(Stored records)
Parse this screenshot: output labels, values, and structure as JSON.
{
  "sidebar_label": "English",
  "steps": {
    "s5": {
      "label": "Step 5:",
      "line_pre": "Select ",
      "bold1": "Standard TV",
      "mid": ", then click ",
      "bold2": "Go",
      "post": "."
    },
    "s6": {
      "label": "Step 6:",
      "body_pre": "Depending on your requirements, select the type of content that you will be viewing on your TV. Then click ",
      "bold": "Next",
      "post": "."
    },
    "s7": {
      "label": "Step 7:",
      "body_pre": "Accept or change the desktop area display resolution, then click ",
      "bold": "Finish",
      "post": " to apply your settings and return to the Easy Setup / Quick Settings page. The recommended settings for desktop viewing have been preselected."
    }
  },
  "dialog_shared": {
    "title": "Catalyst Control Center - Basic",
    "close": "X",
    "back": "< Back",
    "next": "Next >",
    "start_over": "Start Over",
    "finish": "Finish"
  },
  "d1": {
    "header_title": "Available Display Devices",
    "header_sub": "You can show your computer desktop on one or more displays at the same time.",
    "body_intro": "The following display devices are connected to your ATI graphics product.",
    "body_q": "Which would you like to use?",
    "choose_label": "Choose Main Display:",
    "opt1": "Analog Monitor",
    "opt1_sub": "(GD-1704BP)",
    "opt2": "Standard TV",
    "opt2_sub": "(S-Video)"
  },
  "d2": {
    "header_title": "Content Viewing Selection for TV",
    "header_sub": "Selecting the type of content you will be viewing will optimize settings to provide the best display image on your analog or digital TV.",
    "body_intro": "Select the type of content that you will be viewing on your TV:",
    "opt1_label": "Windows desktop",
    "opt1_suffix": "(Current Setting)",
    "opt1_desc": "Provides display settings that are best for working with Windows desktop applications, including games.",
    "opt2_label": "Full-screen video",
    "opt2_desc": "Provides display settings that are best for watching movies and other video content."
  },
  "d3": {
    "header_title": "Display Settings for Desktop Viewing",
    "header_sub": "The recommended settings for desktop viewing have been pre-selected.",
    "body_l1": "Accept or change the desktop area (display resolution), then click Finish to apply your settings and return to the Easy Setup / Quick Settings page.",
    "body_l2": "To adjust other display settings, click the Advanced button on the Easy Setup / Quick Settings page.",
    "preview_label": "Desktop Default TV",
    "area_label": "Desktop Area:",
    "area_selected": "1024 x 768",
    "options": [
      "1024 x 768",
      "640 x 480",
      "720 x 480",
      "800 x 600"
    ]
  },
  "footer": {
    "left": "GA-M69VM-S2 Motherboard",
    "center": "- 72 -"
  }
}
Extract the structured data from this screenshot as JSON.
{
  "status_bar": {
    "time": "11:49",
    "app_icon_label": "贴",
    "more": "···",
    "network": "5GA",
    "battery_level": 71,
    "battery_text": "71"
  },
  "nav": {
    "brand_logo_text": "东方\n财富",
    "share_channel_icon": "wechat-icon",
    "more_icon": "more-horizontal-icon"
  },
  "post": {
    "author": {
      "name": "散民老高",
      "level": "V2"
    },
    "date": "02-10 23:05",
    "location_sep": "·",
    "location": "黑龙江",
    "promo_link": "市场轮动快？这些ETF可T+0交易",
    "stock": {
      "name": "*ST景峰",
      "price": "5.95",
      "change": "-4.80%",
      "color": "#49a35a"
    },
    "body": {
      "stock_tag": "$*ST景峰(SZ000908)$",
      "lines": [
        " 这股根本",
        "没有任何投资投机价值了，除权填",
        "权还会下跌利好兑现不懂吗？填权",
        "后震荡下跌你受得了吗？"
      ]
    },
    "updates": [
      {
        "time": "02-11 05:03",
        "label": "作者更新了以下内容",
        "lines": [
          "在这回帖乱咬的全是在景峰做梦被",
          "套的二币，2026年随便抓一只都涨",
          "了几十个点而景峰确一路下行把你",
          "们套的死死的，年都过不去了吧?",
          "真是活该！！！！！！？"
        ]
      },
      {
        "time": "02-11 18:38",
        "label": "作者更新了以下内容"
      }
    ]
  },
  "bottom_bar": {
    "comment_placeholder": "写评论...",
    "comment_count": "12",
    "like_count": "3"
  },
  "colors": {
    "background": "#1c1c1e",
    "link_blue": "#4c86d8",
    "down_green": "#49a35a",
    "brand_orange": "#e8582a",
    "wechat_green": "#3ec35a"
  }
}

*TASK TO COMPLETE*
Print again the material above, limited to the lines from the one holding "Extract the structured" through the last, inclusive.

*SOLUTION*
Extract the structured data from this screenshot as JSON.
{
  "status_bar": {
    "time": "11:49",
    "app_icon_label": "贴",
    "more": "···",
    "network": "5GA",
    "battery_level": 71,
    "battery_text": "71"
  },
  "nav": {
    "brand_logo_text": "东方\n财富",
    "share_channel_icon": "wechat-icon",
    "more_icon": "more-horizontal-icon"
  },
  "post": {
    "author": {
      "name": "散民老高",
      "level": "V2"
    },
    "date": "02-10 23:05",
    "location_sep": "·",
    "location": "黑龙江",
    "promo_link": "市场轮动快？这些ETF可T+0交易",
    "stock": {
      "name": "*ST景峰",
      "price": "5.95",
      "change": "-4.80%",
      "color": "#49a35a"
    },
    "body": {
      "stock_tag": "$*ST景峰(SZ000908)$",
      "lines": [
        " 这股根本",
        "没有任何投资投机价值了，除权填",
        "权还会下跌利好兑现不懂吗？填权",
        "后震荡下跌你受得了吗？"
      ]
    },
    "updates": [
      {
        "time": "02-11 05:03",
        "label": "作者更新了以下内容",
        "lines": [
          "在这回帖乱咬的全是在景峰做梦被",
          "套的二币，2026年随便抓一只都涨",
          "了几十个点而景峰确一路下行把你",
          "们套的死死的，年都过不去了吧?",
          "真是活该！！！！！！？"
        ]
      },
      {
        "time": "02-11 18:38",
        "label": "作者更新了以下内容"
      }
    ]
  },
  "bottom_bar": {
    "comment_placeholder": "写评论...",
    "comment_count": "12",
    "like_count": "3"
  },
  "colors": {
    "background": "#1c1c1e",
    "link_blue": "#4c86d8",
    "down_green": "#49a35a",
    "brand_orange": "#e8582a",
    "wechat_green": "#3ec35a"
  }
}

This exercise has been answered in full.